- **EXERCISE DESCRIPTION**: Look through the records below, and copy out every line that holds the string "dzieckiem".

Stored entries
+ + + + + + +
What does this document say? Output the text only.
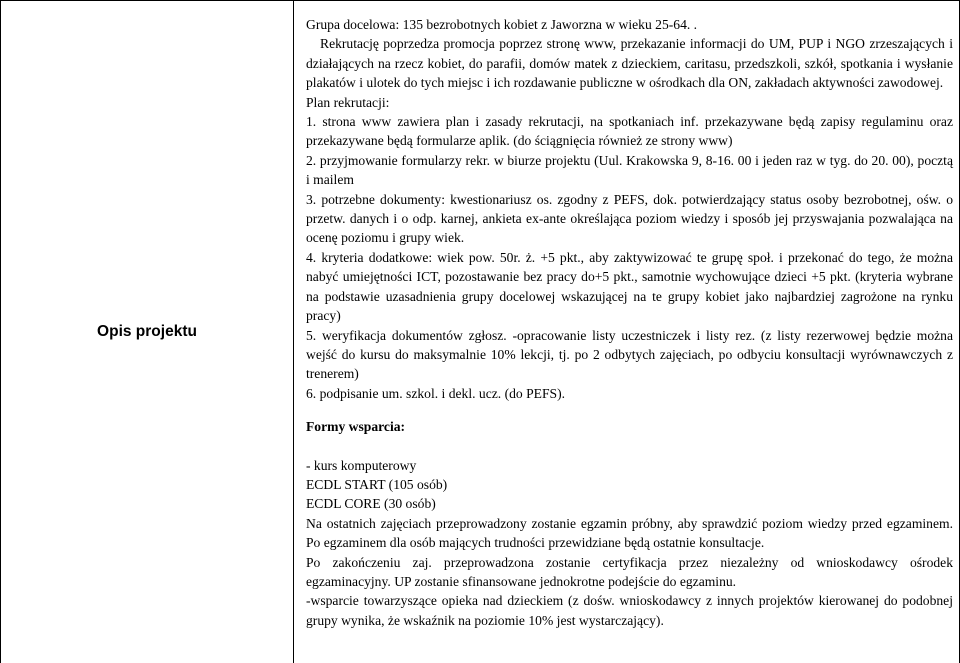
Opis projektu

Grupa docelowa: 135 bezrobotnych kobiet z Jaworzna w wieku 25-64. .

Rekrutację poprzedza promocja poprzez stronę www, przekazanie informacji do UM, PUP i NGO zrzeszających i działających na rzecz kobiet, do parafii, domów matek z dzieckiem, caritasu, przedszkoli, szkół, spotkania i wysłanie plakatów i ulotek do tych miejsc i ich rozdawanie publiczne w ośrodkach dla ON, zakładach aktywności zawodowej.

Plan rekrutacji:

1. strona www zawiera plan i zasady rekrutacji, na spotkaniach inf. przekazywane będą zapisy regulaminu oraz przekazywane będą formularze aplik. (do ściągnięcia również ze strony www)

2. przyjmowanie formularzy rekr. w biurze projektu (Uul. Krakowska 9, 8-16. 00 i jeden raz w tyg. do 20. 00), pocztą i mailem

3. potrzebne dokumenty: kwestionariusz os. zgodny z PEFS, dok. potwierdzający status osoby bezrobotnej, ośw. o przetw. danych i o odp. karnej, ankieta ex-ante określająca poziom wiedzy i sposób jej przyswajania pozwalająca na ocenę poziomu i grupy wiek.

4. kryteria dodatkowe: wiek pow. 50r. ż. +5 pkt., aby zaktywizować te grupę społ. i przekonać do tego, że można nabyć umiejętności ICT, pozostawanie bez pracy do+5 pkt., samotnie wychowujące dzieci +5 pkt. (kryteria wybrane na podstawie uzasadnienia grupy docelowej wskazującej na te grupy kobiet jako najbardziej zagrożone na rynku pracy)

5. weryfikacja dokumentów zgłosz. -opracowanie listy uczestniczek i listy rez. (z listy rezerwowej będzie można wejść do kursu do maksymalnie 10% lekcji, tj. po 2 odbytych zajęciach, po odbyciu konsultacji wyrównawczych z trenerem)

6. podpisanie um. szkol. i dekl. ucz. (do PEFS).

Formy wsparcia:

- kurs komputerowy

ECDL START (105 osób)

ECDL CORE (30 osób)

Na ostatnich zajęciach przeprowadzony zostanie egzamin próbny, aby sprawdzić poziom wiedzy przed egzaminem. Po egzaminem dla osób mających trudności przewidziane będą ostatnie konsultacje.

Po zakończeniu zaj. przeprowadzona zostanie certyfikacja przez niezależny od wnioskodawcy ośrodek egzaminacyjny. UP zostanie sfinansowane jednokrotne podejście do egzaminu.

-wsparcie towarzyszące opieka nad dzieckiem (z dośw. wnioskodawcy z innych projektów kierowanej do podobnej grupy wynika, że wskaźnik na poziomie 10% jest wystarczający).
+ + + + + + +
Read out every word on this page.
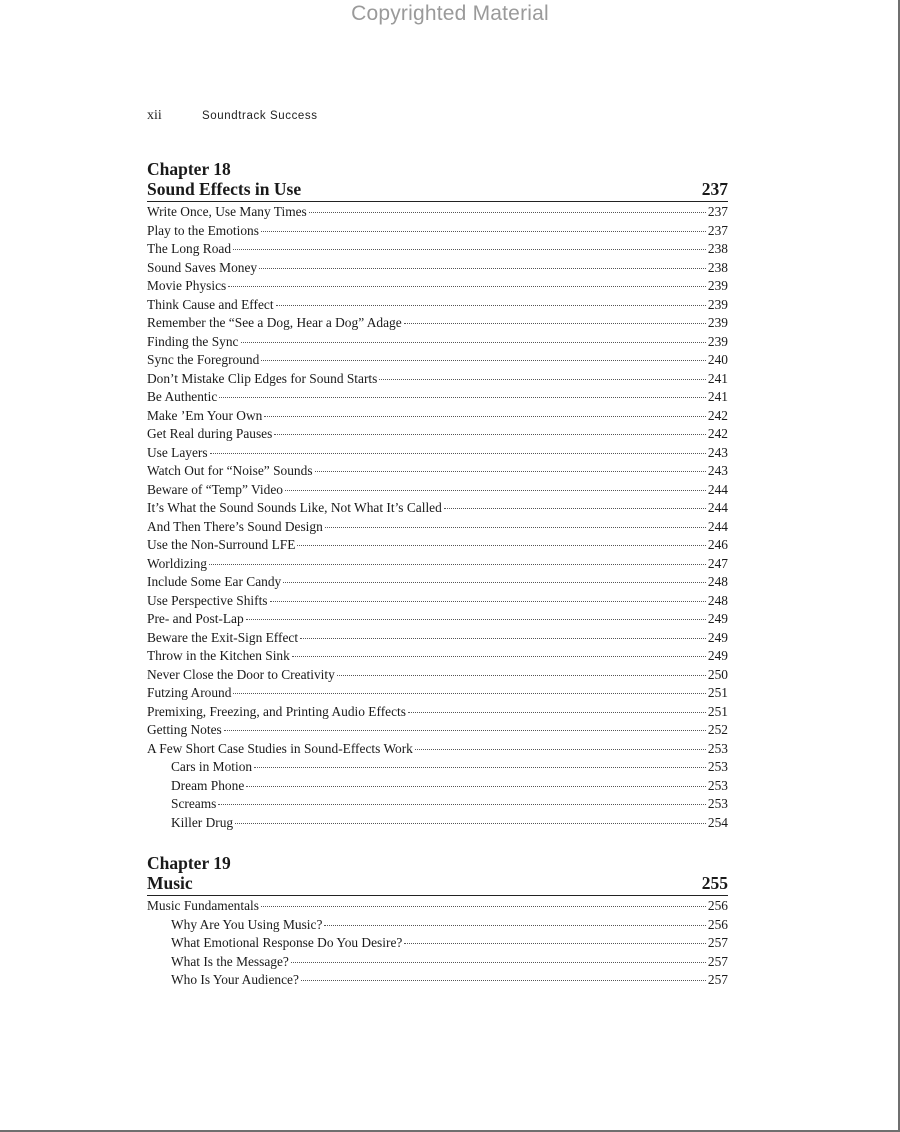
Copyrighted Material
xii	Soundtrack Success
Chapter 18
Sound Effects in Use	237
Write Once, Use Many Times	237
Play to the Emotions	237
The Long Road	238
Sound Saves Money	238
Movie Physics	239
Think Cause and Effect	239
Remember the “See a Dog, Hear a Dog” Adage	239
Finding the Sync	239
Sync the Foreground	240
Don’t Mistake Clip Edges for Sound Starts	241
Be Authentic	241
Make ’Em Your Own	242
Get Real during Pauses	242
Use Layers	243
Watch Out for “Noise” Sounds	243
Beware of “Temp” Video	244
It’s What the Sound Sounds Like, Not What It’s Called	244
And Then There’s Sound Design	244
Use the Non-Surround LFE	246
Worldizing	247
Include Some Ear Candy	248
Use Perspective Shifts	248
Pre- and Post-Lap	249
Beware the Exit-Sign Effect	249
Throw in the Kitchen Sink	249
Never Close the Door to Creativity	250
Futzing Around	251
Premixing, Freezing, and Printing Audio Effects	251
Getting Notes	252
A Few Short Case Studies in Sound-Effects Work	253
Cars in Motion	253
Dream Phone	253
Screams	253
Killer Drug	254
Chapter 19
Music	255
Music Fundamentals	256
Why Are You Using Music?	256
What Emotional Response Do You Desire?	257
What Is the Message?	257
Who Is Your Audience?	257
+ + + + + + +
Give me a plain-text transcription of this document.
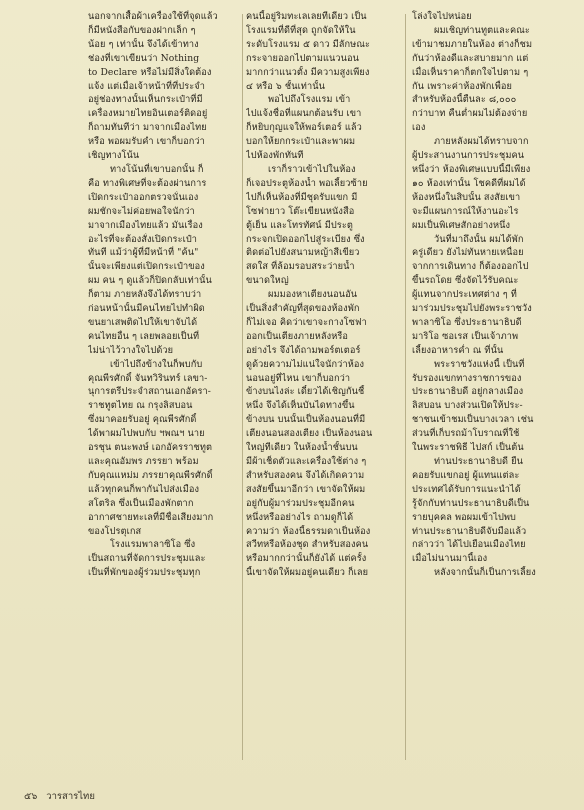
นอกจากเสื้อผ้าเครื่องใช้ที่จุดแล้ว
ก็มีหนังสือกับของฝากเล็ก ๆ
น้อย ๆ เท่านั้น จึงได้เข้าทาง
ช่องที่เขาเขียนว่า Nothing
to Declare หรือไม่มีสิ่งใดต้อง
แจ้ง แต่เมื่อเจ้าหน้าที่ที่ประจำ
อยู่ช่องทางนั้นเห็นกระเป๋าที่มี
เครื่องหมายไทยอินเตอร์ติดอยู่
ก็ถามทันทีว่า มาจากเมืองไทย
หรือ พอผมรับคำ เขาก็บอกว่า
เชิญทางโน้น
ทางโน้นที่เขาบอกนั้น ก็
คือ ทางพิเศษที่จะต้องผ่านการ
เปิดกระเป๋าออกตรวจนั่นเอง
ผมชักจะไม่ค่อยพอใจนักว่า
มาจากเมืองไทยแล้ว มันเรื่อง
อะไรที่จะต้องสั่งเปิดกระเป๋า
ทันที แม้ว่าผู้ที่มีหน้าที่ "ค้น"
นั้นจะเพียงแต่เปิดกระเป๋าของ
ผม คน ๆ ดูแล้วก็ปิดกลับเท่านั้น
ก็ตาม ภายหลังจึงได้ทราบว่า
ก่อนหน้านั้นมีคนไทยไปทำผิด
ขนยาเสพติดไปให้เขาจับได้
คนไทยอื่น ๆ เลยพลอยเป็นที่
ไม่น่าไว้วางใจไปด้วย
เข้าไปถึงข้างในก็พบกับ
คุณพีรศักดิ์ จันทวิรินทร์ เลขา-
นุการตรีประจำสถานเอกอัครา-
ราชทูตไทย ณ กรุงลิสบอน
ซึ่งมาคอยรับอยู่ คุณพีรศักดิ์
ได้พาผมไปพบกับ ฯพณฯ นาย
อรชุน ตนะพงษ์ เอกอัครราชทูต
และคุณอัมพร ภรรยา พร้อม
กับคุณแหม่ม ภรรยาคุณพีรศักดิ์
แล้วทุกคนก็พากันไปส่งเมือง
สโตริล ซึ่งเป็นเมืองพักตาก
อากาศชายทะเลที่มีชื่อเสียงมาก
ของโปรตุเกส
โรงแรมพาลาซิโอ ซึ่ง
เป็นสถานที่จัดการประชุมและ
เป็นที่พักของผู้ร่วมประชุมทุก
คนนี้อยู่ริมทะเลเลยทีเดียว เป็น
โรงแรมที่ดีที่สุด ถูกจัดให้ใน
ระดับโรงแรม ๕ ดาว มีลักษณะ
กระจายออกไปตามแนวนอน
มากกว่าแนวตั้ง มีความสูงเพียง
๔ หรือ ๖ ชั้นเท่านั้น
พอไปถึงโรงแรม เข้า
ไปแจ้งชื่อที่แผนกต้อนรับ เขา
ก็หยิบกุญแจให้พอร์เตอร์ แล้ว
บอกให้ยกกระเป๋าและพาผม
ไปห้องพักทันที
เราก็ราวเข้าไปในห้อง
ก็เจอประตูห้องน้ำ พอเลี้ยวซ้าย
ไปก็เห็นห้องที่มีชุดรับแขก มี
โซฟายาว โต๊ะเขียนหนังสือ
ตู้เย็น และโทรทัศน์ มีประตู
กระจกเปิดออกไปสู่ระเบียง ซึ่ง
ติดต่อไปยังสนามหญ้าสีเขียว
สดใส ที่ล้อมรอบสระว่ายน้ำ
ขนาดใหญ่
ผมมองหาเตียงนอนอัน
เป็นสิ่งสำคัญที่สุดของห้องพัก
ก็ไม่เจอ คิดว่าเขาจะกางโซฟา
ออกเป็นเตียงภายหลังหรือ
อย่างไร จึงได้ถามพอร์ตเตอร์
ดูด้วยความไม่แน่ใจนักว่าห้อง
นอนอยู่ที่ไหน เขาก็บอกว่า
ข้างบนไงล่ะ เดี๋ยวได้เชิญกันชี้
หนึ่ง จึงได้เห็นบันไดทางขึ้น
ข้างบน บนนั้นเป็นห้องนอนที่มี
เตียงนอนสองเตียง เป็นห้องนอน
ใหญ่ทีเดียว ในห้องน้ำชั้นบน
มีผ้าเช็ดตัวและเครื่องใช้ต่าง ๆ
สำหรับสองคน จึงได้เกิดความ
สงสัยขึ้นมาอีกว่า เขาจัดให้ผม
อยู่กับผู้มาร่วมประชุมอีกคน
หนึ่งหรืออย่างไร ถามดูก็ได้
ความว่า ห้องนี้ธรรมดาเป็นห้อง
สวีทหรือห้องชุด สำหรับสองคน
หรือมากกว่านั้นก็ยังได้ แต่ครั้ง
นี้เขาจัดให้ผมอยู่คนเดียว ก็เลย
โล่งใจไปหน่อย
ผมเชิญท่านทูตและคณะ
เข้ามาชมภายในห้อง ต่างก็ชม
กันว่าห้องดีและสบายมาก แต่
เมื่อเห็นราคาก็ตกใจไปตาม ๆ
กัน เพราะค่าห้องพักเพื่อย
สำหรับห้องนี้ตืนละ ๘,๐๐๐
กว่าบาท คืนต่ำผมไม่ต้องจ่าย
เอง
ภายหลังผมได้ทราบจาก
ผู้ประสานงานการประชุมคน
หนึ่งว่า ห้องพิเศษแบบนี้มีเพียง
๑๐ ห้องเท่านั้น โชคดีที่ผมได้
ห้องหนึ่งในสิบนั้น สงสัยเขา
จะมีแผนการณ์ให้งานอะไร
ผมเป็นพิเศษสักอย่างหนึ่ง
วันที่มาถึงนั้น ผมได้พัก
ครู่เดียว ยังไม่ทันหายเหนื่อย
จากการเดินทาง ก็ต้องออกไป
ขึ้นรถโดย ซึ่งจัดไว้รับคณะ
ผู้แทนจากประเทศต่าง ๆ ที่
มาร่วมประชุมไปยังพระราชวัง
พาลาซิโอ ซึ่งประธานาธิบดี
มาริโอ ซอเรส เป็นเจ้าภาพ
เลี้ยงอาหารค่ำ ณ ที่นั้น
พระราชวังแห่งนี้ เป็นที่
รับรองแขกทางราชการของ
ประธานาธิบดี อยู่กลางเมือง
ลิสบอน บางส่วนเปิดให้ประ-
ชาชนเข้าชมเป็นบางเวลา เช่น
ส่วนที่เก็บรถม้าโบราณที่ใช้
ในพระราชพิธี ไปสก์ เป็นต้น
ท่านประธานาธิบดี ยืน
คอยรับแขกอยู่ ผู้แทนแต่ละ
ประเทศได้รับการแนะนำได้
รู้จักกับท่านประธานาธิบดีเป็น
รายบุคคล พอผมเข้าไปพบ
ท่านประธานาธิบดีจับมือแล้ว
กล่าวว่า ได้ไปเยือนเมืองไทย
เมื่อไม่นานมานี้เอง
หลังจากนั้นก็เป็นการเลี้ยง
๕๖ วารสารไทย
+ + + + + + +
- **COMPLETE OUTPUT**:
Rekrutację poprzedza promocja poprzez stronę www, przekazanie informacji do UM, PUP i NGO zrzeszających i działających na rzecz kobiet, do parafii, domów matek z dzieckiem, caritasu, przedszkoli, szkół, spotkania i wysłanie plakatów i ulotek do tych miejsc i ich rozdawanie publiczne w ośrodkach dla ON, zakładach aktywności zawodowej.
-wsparcie towarzyszące opieka nad dzieckiem (z dośw. wnioskodawcy z innych projektów kierowanej do podobnej grupy wynika, że wskaźnik na poziomie 10% jest wystarczający).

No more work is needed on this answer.